◆ Problem: From the listing below, select every line where the word "image" appears.

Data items
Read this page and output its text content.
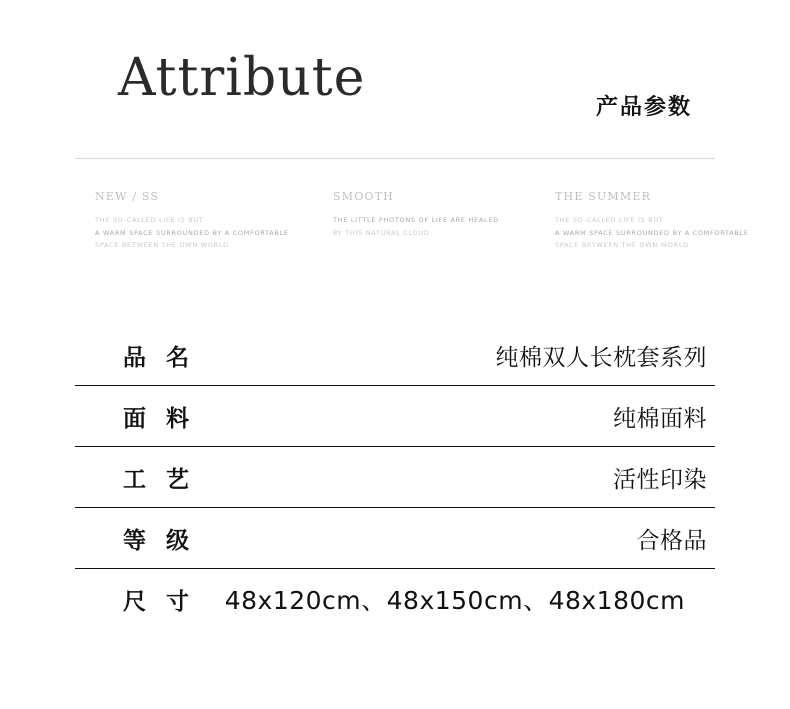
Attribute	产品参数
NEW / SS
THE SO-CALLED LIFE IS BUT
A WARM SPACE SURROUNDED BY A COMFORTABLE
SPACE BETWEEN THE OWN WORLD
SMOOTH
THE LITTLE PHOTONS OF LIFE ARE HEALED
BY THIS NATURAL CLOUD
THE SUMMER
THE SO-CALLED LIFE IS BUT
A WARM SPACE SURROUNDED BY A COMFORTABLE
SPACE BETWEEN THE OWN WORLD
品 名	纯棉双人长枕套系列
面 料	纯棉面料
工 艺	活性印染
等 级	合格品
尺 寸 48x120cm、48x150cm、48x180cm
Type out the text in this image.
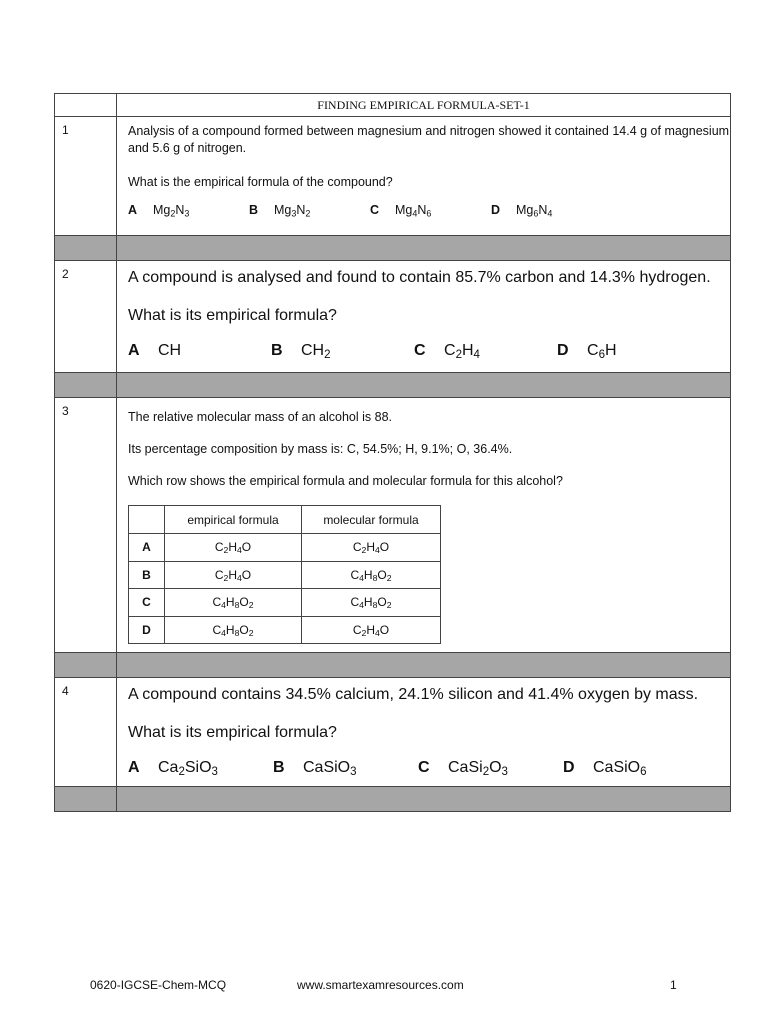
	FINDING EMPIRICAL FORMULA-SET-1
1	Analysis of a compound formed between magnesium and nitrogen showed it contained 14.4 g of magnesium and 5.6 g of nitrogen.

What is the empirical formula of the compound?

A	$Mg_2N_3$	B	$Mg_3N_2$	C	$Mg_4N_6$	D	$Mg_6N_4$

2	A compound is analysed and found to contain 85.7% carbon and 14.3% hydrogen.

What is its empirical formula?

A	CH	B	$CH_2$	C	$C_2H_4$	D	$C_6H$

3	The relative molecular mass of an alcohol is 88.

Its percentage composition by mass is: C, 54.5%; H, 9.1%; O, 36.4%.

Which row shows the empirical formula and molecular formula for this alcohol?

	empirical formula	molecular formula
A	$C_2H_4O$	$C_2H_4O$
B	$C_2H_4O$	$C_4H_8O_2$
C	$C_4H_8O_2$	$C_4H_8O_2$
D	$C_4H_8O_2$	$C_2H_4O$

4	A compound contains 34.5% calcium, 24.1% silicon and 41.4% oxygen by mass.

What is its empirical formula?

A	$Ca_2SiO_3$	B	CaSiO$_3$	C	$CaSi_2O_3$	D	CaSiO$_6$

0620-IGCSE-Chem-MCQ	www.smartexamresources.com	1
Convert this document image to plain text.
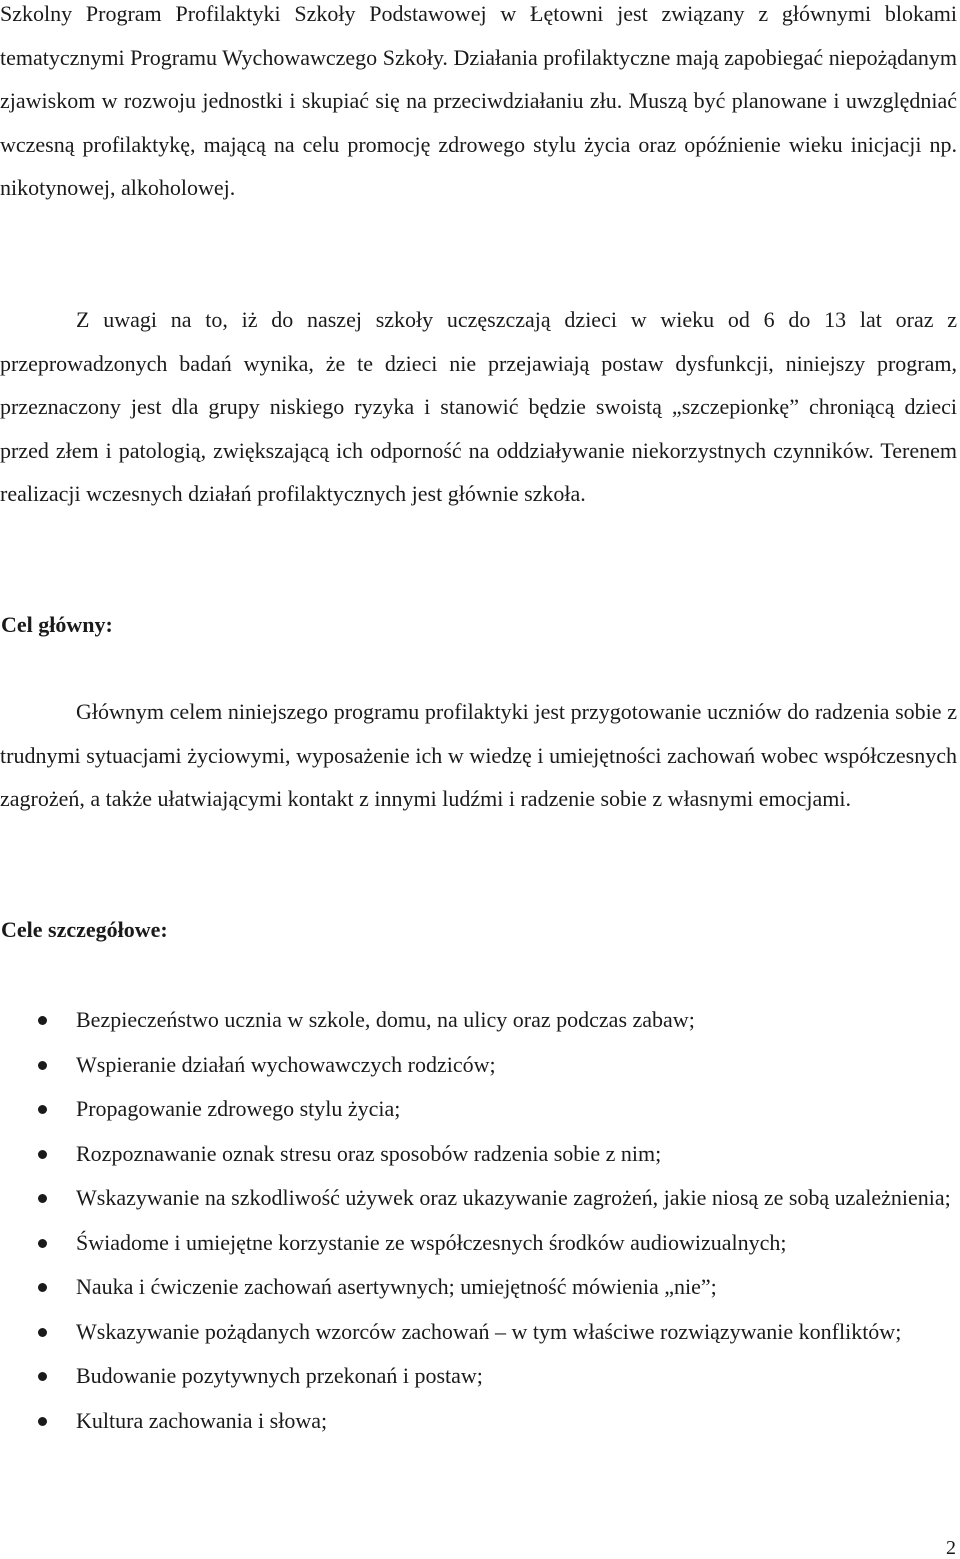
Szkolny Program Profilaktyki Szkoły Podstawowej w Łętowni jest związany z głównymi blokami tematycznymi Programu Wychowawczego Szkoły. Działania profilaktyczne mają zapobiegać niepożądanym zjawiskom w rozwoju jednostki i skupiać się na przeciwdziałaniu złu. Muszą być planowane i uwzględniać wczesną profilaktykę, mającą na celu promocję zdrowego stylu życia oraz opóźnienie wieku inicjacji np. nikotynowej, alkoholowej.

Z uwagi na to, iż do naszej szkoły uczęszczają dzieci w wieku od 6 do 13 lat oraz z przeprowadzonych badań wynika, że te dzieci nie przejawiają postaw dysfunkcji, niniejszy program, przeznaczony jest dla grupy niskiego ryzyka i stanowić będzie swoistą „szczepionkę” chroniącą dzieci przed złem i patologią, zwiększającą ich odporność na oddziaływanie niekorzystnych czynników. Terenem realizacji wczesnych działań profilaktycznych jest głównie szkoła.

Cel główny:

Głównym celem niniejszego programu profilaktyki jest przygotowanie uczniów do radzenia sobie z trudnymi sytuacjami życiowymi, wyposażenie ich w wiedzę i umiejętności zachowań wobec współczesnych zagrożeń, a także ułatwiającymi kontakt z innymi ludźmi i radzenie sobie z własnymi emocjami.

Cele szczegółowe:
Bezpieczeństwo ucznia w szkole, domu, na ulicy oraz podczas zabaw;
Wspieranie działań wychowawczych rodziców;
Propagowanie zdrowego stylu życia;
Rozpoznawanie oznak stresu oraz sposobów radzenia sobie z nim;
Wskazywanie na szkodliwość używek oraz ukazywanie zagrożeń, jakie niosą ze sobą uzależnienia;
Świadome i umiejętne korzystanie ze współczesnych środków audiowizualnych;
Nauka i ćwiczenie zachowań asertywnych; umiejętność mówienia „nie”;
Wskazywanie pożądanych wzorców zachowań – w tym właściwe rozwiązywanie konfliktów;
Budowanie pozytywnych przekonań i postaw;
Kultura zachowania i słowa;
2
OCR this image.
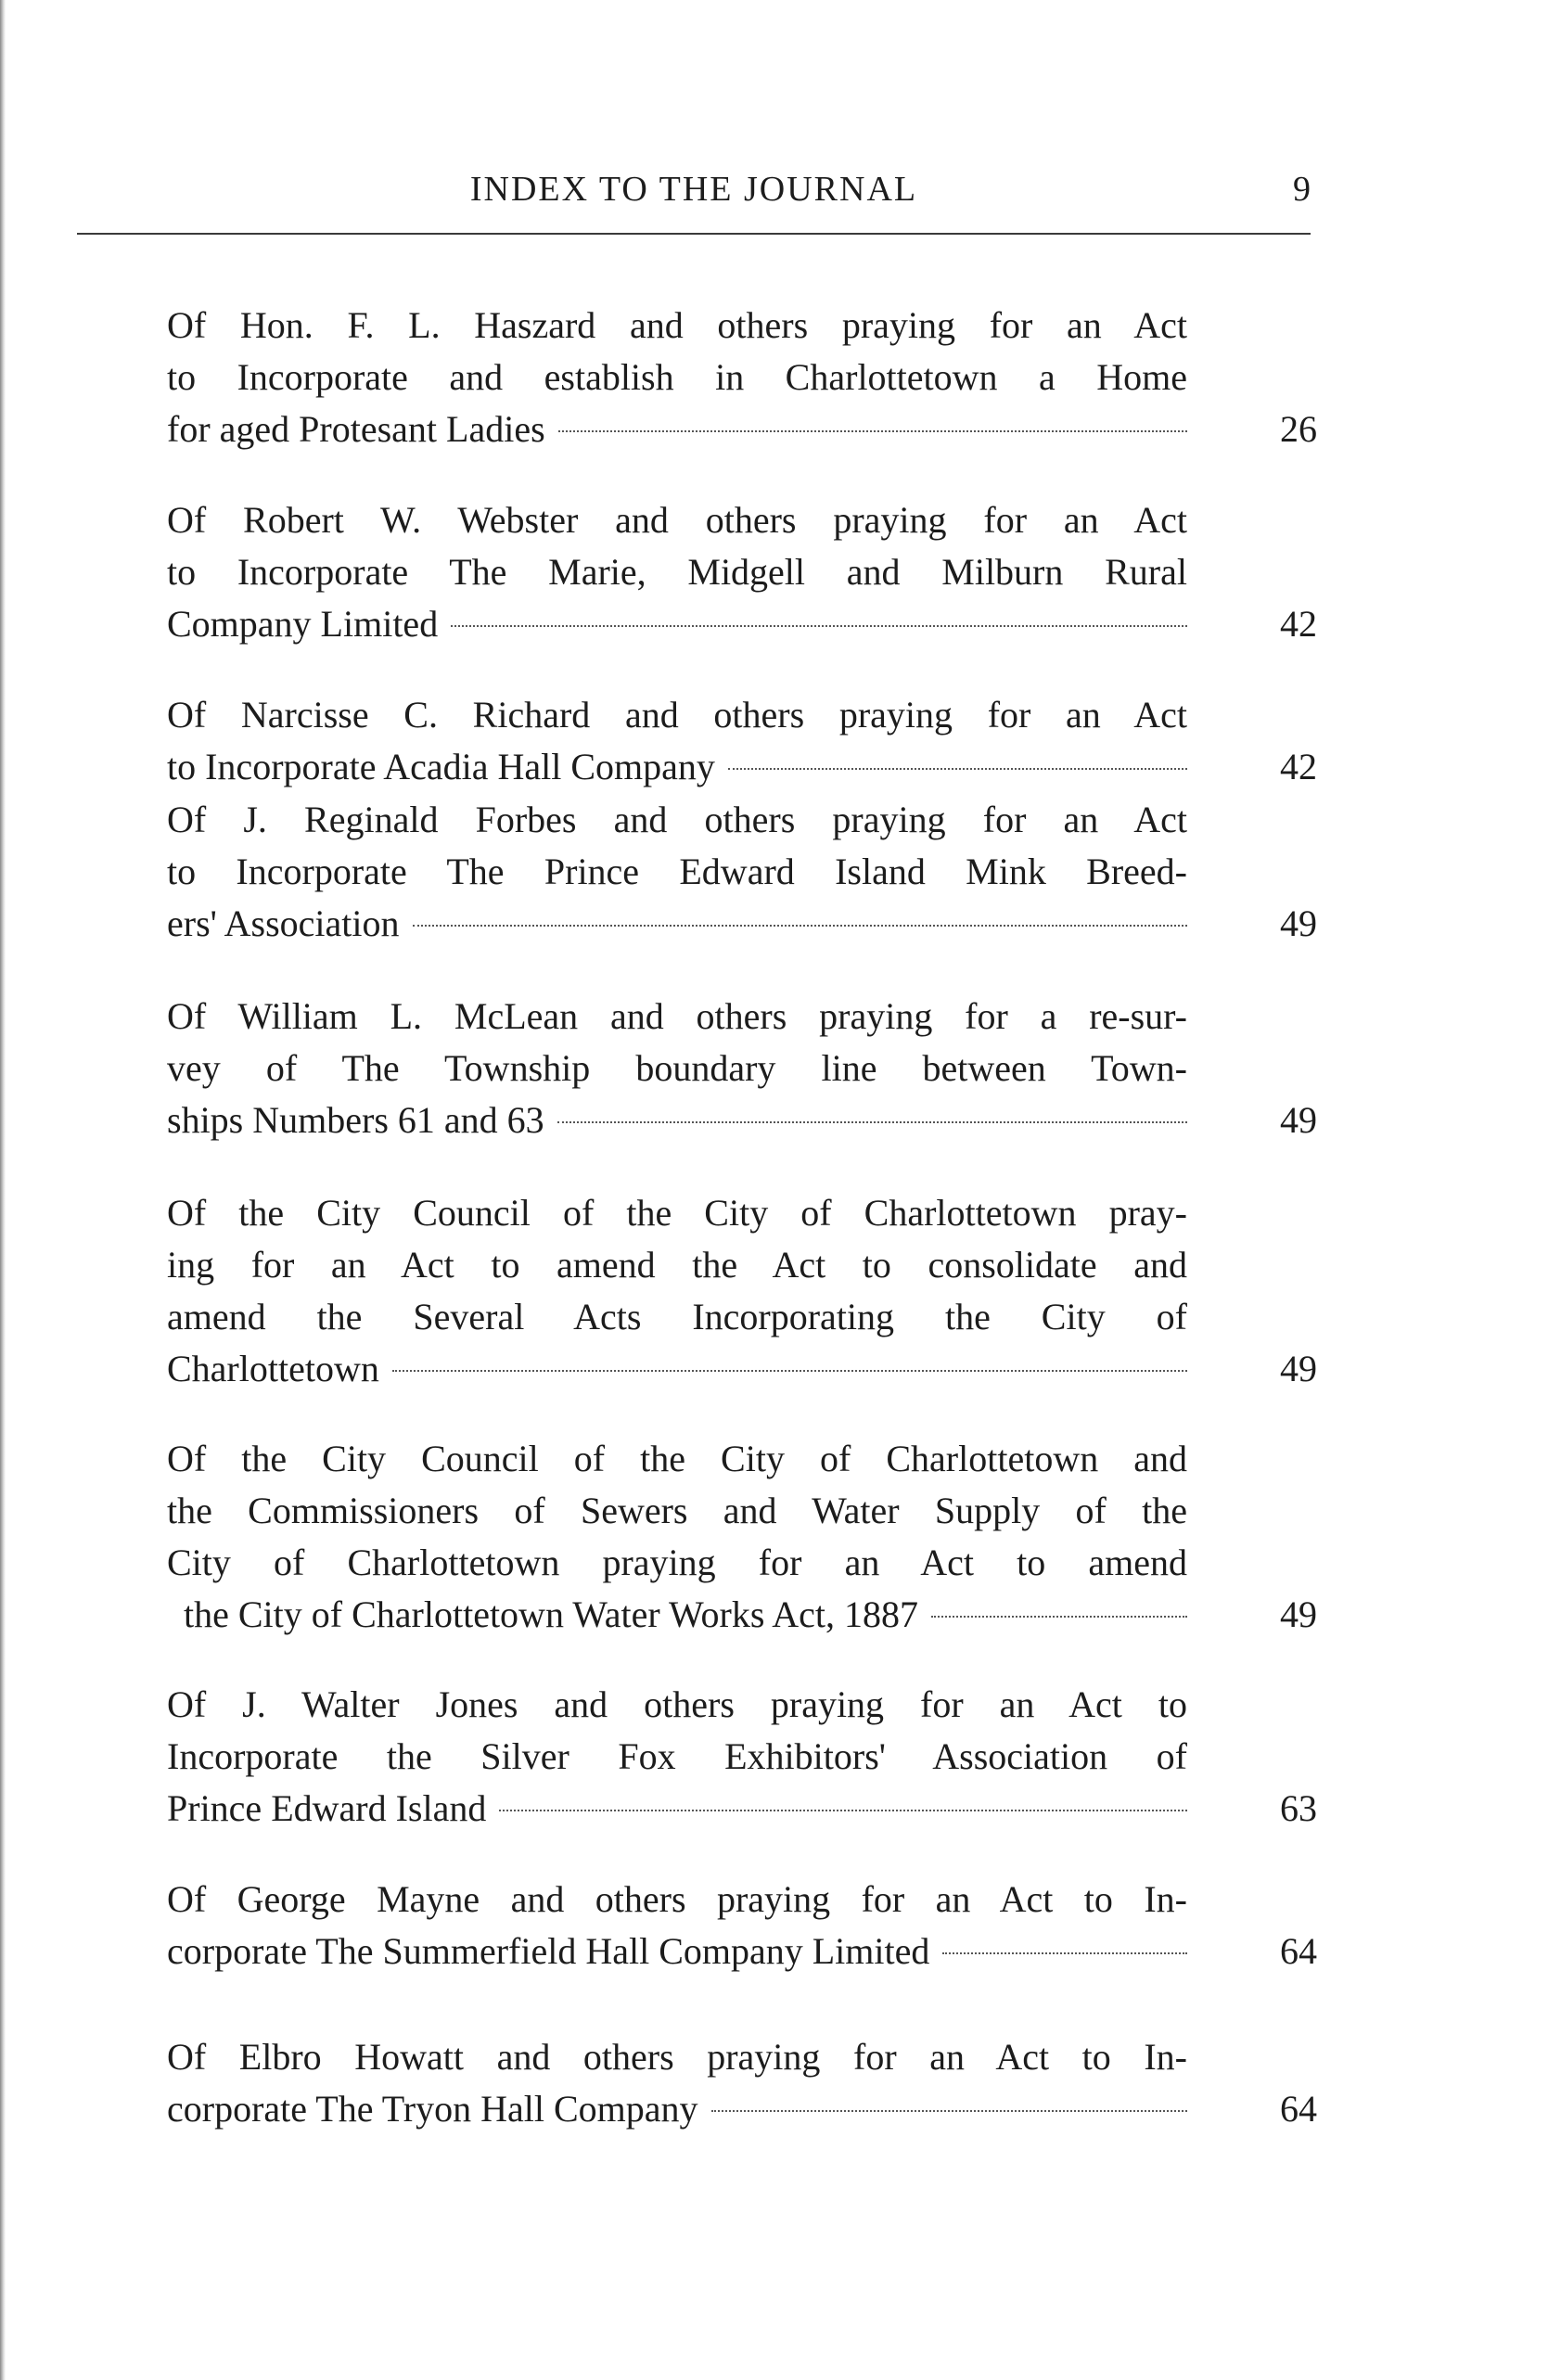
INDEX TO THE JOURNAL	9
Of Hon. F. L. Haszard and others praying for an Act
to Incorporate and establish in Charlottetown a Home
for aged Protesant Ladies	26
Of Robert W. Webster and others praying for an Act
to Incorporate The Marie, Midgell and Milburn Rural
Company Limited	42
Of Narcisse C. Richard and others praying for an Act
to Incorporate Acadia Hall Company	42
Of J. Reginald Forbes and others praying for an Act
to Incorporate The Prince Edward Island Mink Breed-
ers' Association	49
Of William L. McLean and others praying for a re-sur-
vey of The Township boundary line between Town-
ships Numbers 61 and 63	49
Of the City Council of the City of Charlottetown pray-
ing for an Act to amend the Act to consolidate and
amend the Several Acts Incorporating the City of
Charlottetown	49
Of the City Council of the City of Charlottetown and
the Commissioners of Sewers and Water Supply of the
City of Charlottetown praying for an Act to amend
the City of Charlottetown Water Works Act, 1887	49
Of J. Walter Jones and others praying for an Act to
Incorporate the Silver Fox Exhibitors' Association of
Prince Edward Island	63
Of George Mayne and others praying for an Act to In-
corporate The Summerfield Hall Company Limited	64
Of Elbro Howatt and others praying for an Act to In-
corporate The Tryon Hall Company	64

◆ Answer for the task:
Type out the text in this image.
Convert this document image to plain text.
OCR this image.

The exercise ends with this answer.